- _Exercise description_
Collect from the data below each line with "this".

———

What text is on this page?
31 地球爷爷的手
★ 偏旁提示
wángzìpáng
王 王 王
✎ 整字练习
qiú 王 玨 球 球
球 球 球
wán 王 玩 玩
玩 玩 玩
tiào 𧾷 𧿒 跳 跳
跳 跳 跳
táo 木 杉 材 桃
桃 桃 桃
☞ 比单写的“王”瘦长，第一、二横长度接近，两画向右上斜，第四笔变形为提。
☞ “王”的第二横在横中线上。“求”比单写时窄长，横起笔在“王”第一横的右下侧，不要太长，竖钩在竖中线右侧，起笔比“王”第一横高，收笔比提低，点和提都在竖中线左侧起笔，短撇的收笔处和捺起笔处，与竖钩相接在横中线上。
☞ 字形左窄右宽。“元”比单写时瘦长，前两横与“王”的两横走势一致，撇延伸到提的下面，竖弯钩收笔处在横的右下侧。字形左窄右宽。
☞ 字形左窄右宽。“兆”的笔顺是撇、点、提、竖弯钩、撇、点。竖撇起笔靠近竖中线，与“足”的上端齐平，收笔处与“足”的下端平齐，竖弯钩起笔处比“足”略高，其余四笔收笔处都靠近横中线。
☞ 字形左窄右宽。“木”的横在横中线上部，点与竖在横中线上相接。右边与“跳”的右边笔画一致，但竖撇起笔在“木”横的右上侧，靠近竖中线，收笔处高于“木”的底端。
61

———

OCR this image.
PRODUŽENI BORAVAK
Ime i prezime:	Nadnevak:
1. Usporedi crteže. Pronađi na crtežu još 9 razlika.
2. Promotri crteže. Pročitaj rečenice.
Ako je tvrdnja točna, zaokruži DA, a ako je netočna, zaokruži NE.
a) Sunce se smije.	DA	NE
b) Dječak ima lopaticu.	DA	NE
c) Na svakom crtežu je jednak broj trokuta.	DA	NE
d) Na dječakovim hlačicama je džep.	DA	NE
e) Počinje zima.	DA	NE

———

- _Written answer_
What text is on this page?
OCR this image.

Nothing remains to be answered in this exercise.